### PROBLEM TO SOLVE
Omit the pictures, then reproduce every remaining record exactly.

### DATA LINES

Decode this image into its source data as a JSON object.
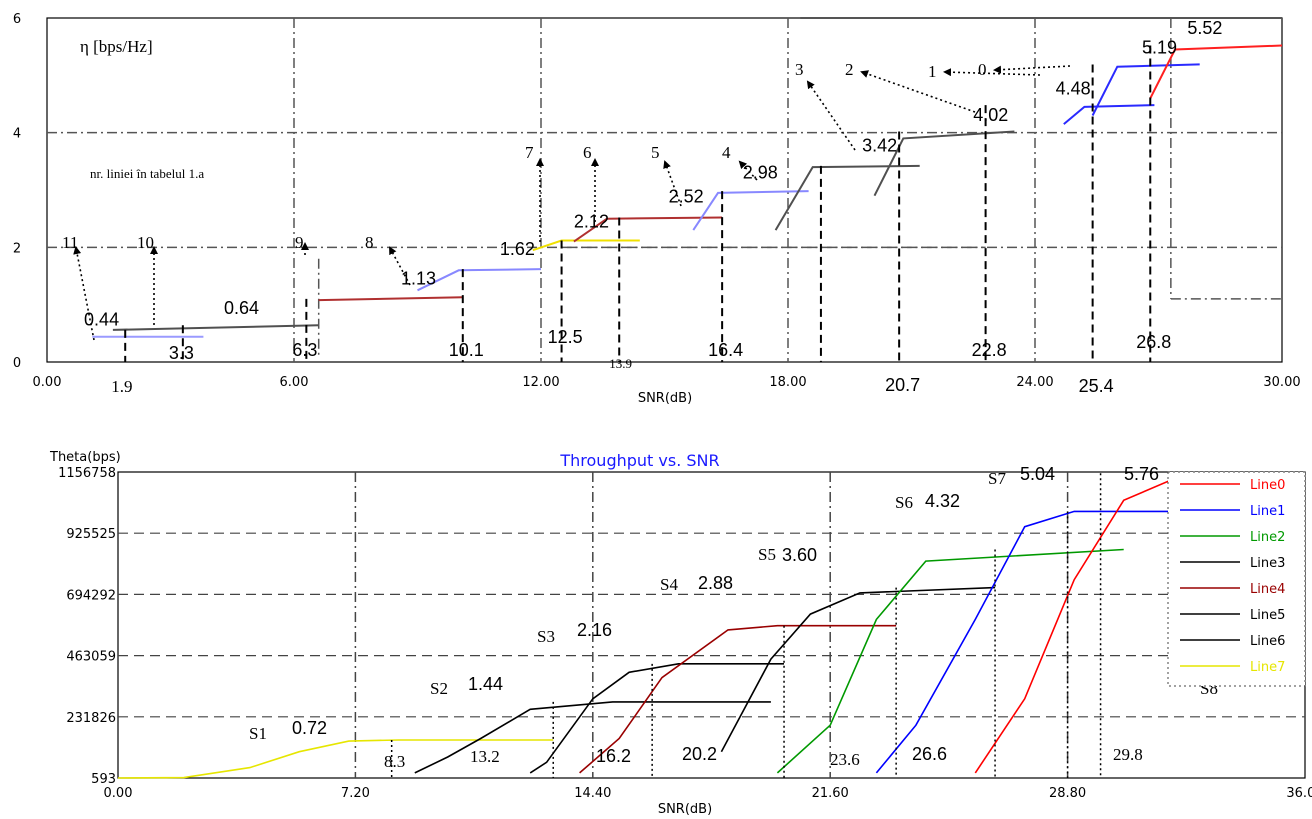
{
  "chart_data": [
    {
      "type": "line",
      "ylabel": "η [bps/Hz]",
      "xlabel": "SNR(dB)",
      "xlim": [
        0,
        30
      ],
      "ylim": [
        0,
        6
      ],
      "x_ticks": [
        "0.00",
        "6.00",
        "12.00",
        "18.00",
        "24.00",
        "30.00"
      ],
      "y_ticks": [
        "0",
        "2",
        "4",
        "6"
      ],
      "note": "nr. liniei în tabelul 1.a",
      "colors": {
        "gray": "#606060",
        "blue": "#8080ff",
        "red": "#b03030",
        "yellow": "#f0e000",
        "vivid_red": "#ff2020",
        "vivid_blue": "#2a2aff"
      },
      "series": [
        {
          "values_x": [
            1.1,
            3.8
          ],
          "values_y": [
            0.44,
            0.44
          ],
          "color": "#9a9aff"
        },
        {
          "values_x": [
            1.6,
            6.6
          ],
          "values_y": [
            0.56,
            0.64
          ],
          "color": "#505050"
        },
        {
          "values_x": [
            6.6,
            10.1
          ],
          "values_y": [
            1.08,
            1.13
          ],
          "color": "#b03030"
        },
        {
          "values_x": [
            9.0,
            10.0,
            12.0
          ],
          "values_y": [
            1.25,
            1.6,
            1.62
          ],
          "color": "#8888ff"
        },
        {
          "values_x": [
            11.8,
            12.5,
            14.4
          ],
          "values_y": [
            1.95,
            2.12,
            2.12
          ],
          "color": "#f0e000"
        },
        {
          "values_x": [
            12.8,
            13.6,
            16.4
          ],
          "values_y": [
            2.1,
            2.5,
            2.52
          ],
          "color": "#b03030"
        },
        {
          "values_x": [
            15.7,
            16.3,
            18.5
          ],
          "values_y": [
            2.3,
            2.95,
            2.98
          ],
          "color": "#8888ff"
        },
        {
          "values_x": [
            17.7,
            18.6,
            21.2
          ],
          "values_y": [
            2.3,
            3.4,
            3.42
          ],
          "color": "#505050"
        },
        {
          "values_x": [
            20.1,
            20.8,
            23.5
          ],
          "values_y": [
            2.9,
            3.9,
            4.02
          ],
          "color": "#505050"
        },
        {
          "values_x": [
            24.7,
            25.2,
            26.9
          ],
          "values_y": [
            4.15,
            4.45,
            4.48
          ],
          "color": "#2a2aff"
        },
        {
          "values_x": [
            25.4,
            26.0,
            28.0
          ],
          "values_y": [
            4.3,
            5.15,
            5.19
          ],
          "color": "#2a2aff"
        },
        {
          "values_x": [
            26.8,
            27.4,
            30.0
          ],
          "values_y": [
            4.6,
            5.45,
            5.52
          ],
          "color": "#ff2020"
        }
      ],
      "efficiency_labels": [
        {
          "text": "0.44",
          "x": 0.9,
          "y": 0.64
        },
        {
          "text": "0.64",
          "x": 4.3,
          "y": 0.84
        },
        {
          "text": "1.13",
          "x": 8.6,
          "y": 1.35
        },
        {
          "text": "1.62",
          "x": 11.0,
          "y": 1.87
        },
        {
          "text": "2.12",
          "x": 12.8,
          "y": 2.35
        },
        {
          "text": "2.52",
          "x": 15.1,
          "y": 2.78
        },
        {
          "text": "2.98",
          "x": 16.9,
          "y": 3.2
        },
        {
          "text": "3.42",
          "x": 19.8,
          "y": 3.67
        },
        {
          "text": "4.02",
          "x": 22.5,
          "y": 4.2
        },
        {
          "text": "4.48",
          "x": 24.5,
          "y": 4.67
        },
        {
          "text": "5.19",
          "x": 26.6,
          "y": 5.38
        },
        {
          "text": "5.52",
          "x": 27.7,
          "y": 5.72
        }
      ],
      "threshold_labels": [
        "1.9",
        "3.3",
        "6.3",
        "10.1",
        "12.5",
        "13.9",
        "16.4",
        "20.7",
        "22.8",
        "25.4",
        "26.8"
      ],
      "line_numbers": [
        "0",
        "1",
        "2",
        "3",
        "4",
        "5",
        "6",
        "7",
        "8",
        "9",
        "10",
        "11"
      ]
    },
    {
      "type": "line",
      "title": "Throughput vs. SNR",
      "ylabel": "Theta(bps)",
      "xlabel": "SNR(dB)",
      "xlim": [
        0,
        36
      ],
      "ylim": [
        593,
        1156758
      ],
      "x_ticks": [
        "0.00",
        "7.20",
        "14.40",
        "21.60",
        "28.80",
        "36.00"
      ],
      "y_ticks": [
        "593",
        "231826",
        "463059",
        "694292",
        "925525",
        "1156758"
      ],
      "legend": [
        "Line0",
        "Line1",
        "Line2",
        "Line3",
        "Line4",
        "Line5",
        "Line6",
        "Line7"
      ],
      "legend_colors": [
        "#ff0000",
        "#0000ff",
        "#009900",
        "#000000",
        "#990000",
        "#000000",
        "#000000",
        "#e6e600"
      ],
      "series": [
        {
          "name": "Line7",
          "x": [
            0.0,
            2.0,
            4.0,
            5.5,
            7.0,
            8.5,
            12.0,
            13.2
          ],
          "y": [
            593,
            2000,
            40000,
            100000,
            140000,
            144000,
            144000,
            144000
          ]
        },
        {
          "name": "Line6",
          "x": [
            9.0,
            10.0,
            11.0,
            12.5,
            15.0,
            16.2,
            19.8
          ],
          "y": [
            20000,
            80000,
            150000,
            260000,
            288000,
            288000,
            288000
          ]
        },
        {
          "name": "Line5",
          "x": [
            12.5,
            13.0,
            14.4,
            15.5,
            17.0,
            19.5,
            20.2
          ],
          "y": [
            20000,
            60000,
            300000,
            400000,
            432000,
            432000,
            432000
          ]
        },
        {
          "name": "Line4",
          "x": [
            14.0,
            15.2,
            16.5,
            18.5,
            20.0,
            23.6
          ],
          "y": [
            20000,
            150000,
            380000,
            560000,
            576000,
            576000
          ]
        },
        {
          "name": "Line3",
          "x": [
            18.3,
            19.8,
            21.0,
            22.5,
            26.6
          ],
          "y": [
            100000,
            450000,
            620000,
            700000,
            720000
          ]
        },
        {
          "name": "Line2",
          "x": [
            20.0,
            21.6,
            23.0,
            24.5,
            30.5
          ],
          "y": [
            20000,
            200000,
            600000,
            820000,
            864000
          ]
        },
        {
          "name": "Line1",
          "x": [
            23.0,
            24.2,
            26.0,
            27.5,
            29.0,
            33.0
          ],
          "y": [
            20000,
            200000,
            600000,
            950000,
            1008000,
            1008000
          ]
        },
        {
          "name": "Line0",
          "x": [
            26.0,
            27.5,
            29.0,
            30.5,
            32.0,
            34.0
          ],
          "y": [
            20000,
            300000,
            750000,
            1050000,
            1130000,
            1152000
          ]
        }
      ],
      "stage_labels": [
        "S1",
        "S2",
        "S3",
        "S4",
        "S5",
        "S6",
        "S7",
        "S8"
      ],
      "efficiency_labels": [
        "0.72",
        "1.44",
        "2.16",
        "2.88",
        "3.60",
        "4.32",
        "5.04",
        "5.76"
      ],
      "threshold_labels": [
        "8.3",
        "13.2",
        "16.2",
        "20.2",
        "23.6",
        "26.6",
        "29.8"
      ]
    }
  ]
}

### COMPLETED TASK
Decode this image into its source data as a JSON object.
{
  "chart_data": [
    {
      "type": "line",
      "ylabel": "η [bps/Hz]",
      "xlabel": "SNR(dB)",
      "xlim": [
        0,
        30
      ],
      "ylim": [
        0,
        6
      ],
      "x_ticks": [
        "0.00",
        "6.00",
        "12.00",
        "18.00",
        "24.00",
        "30.00"
      ],
      "y_ticks": [
        "0",
        "2",
        "4",
        "6"
      ],
      "note": "nr. liniei în tabelul 1.a",
      "colors": {
        "gray": "#606060",
        "blue": "#8080ff",
        "red": "#b03030",
        "yellow": "#f0e000",
        "vivid_red": "#ff2020",
        "vivid_blue": "#2a2aff"
      },
      "series": [
        {
          "values_x": [
            1.1,
            3.8
          ],
          "values_y": [
            0.44,
            0.44
          ],
          "color": "#9a9aff"
        },
        {
          "values_x": [
            1.6,
            6.6
          ],
          "values_y": [
            0.56,
            0.64
          ],
          "color": "#505050"
        },
        {
          "values_x": [
            6.6,
            10.1
          ],
          "values_y": [
            1.08,
            1.13
          ],
          "color": "#b03030"
        },
        {
          "values_x": [
            9.0,
            10.0,
            12.0
          ],
          "values_y": [
            1.25,
            1.6,
            1.62
          ],
          "color": "#8888ff"
        },
        {
          "values_x": [
            11.8,
            12.5,
            14.4
          ],
          "values_y": [
            1.95,
            2.12,
            2.12
          ],
          "color": "#f0e000"
        },
        {
          "values_x": [
            12.8,
            13.6,
            16.4
          ],
          "values_y": [
            2.1,
            2.5,
            2.52
          ],
          "color": "#b03030"
        },
        {
          "values_x": [
            15.7,
            16.3,
            18.5
          ],
          "values_y": [
            2.3,
            2.95,
            2.98
          ],
          "color": "#8888ff"
        },
        {
          "values_x": [
            17.7,
            18.6,
            21.2
          ],
          "values_y": [
            2.3,
            3.4,
            3.42
          ],
          "color": "#505050"
        },
        {
          "values_x": [
            20.1,
            20.8,
            23.5
          ],
          "values_y": [
            2.9,
            3.9,
            4.02
          ],
          "color": "#505050"
        },
        {
          "values_x": [
            24.7,
            25.2,
            26.9
          ],
          "values_y": [
            4.15,
            4.45,
            4.48
          ],
          "color": "#2a2aff"
        },
        {
          "values_x": [
            25.4,
            26.0,
            28.0
          ],
          "values_y": [
            4.3,
            5.15,
            5.19
          ],
          "color": "#2a2aff"
        },
        {
          "values_x": [
            26.8,
            27.4,
            30.0
          ],
          "values_y": [
            4.6,
            5.45,
            5.52
          ],
          "color": "#ff2020"
        }
      ],
      "efficiency_labels": [
        {
          "text": "0.44",
          "x": 0.9,
          "y": 0.64
        },
        {
          "text": "0.64",
          "x": 4.3,
          "y": 0.84
        },
        {
          "text": "1.13",
          "x": 8.6,
          "y": 1.35
        },
        {
          "text": "1.62",
          "x": 11.0,
          "y": 1.87
        },
        {
          "text": "2.12",
          "x": 12.8,
          "y": 2.35
        },
        {
          "text": "2.52",
          "x": 15.1,
          "y": 2.78
        },
        {
          "text": "2.98",
          "x": 16.9,
          "y": 3.2
        },
        {
          "text": "3.42",
          "x": 19.8,
          "y": 3.67
        },
        {
          "text": "4.02",
          "x": 22.5,
          "y": 4.2
        },
        {
          "text": "4.48",
          "x": 24.5,
          "y": 4.67
        },
        {
          "text": "5.19",
          "x": 26.6,
          "y": 5.38
        },
        {
          "text": "5.52",
          "x": 27.7,
          "y": 5.72
        }
      ],
      "threshold_labels": [
        "1.9",
        "3.3",
        "6.3",
        "10.1",
        "12.5",
        "13.9",
        "16.4",
        "20.7",
        "22.8",
        "25.4",
        "26.8"
      ],
      "line_numbers": [
        "0",
        "1",
        "2",
        "3",
        "4",
        "5",
        "6",
        "7",
        "8",
        "9",
        "10",
        "11"
      ]
    },
    {
      "type": "line",
      "title": "Throughput vs. SNR",
      "ylabel": "Theta(bps)",
      "xlabel": "SNR(dB)",
      "xlim": [
        0,
        36
      ],
      "ylim": [
        593,
        1156758
      ],
      "x_ticks": [
        "0.00",
        "7.20",
        "14.40",
        "21.60",
        "28.80",
        "36.00"
      ],
      "y_ticks": [
        "593",
        "231826",
        "463059",
        "694292",
        "925525",
        "1156758"
      ],
      "legend": [
        "Line0",
        "Line1",
        "Line2",
        "Line3",
        "Line4",
        "Line5",
        "Line6",
        "Line7"
      ],
      "legend_colors": [
        "#ff0000",
        "#0000ff",
        "#009900",
        "#000000",
        "#990000",
        "#000000",
        "#000000",
        "#e6e600"
      ],
      "series": [
        {
          "name": "Line7",
          "x": [
            0.0,
            2.0,
            4.0,
            5.5,
            7.0,
            8.5,
            12.0,
            13.2
          ],
          "y": [
            593,
            2000,
            40000,
            100000,
            140000,
            144000,
            144000,
            144000
          ]
        },
        {
          "name": "Line6",
          "x": [
            9.0,
            10.0,
            11.0,
            12.5,
            15.0,
            16.2,
            19.8
          ],
          "y": [
            20000,
            80000,
            150000,
            260000,
            288000,
            288000,
            288000
          ]
        },
        {
          "name": "Line5",
          "x": [
            12.5,
            13.0,
            14.4,
            15.5,
            17.0,
            19.5,
            20.2
          ],
          "y": [
            20000,
            60000,
            300000,
            400000,
            432000,
            432000,
            432000
          ]
        },
        {
          "name": "Line4",
          "x": [
            14.0,
            15.2,
            16.5,
            18.5,
            20.0,
            23.6
          ],
          "y": [
            20000,
            150000,
            380000,
            560000,
            576000,
            576000
          ]
        },
        {
          "name": "Line3",
          "x": [
            18.3,
            19.8,
            21.0,
            22.5,
            26.6
          ],
          "y": [
            100000,
            450000,
            620000,
            700000,
            720000
          ]
        },
        {
          "name": "Line2",
          "x": [
            20.0,
            21.6,
            23.0,
            24.5,
            30.5
          ],
          "y": [
            20000,
            200000,
            600000,
            820000,
            864000
          ]
        },
        {
          "name": "Line1",
          "x": [
            23.0,
            24.2,
            26.0,
            27.5,
            29.0,
            33.0
          ],
          "y": [
            20000,
            200000,
            600000,
            950000,
            1008000,
            1008000
          ]
        },
        {
          "name": "Line0",
          "x": [
            26.0,
            27.5,
            29.0,
            30.5,
            32.0,
            34.0
          ],
          "y": [
            20000,
            300000,
            750000,
            1050000,
            1130000,
            1152000
          ]
        }
      ],
      "stage_labels": [
        "S1",
        "S2",
        "S3",
        "S4",
        "S5",
        "S6",
        "S7",
        "S8"
      ],
      "efficiency_labels": [
        "0.72",
        "1.44",
        "2.16",
        "2.88",
        "3.60",
        "4.32",
        "5.04",
        "5.76"
      ],
      "threshold_labels": [
        "8.3",
        "13.2",
        "16.2",
        "20.2",
        "23.6",
        "26.6",
        "29.8"
      ]
    }
  ]
}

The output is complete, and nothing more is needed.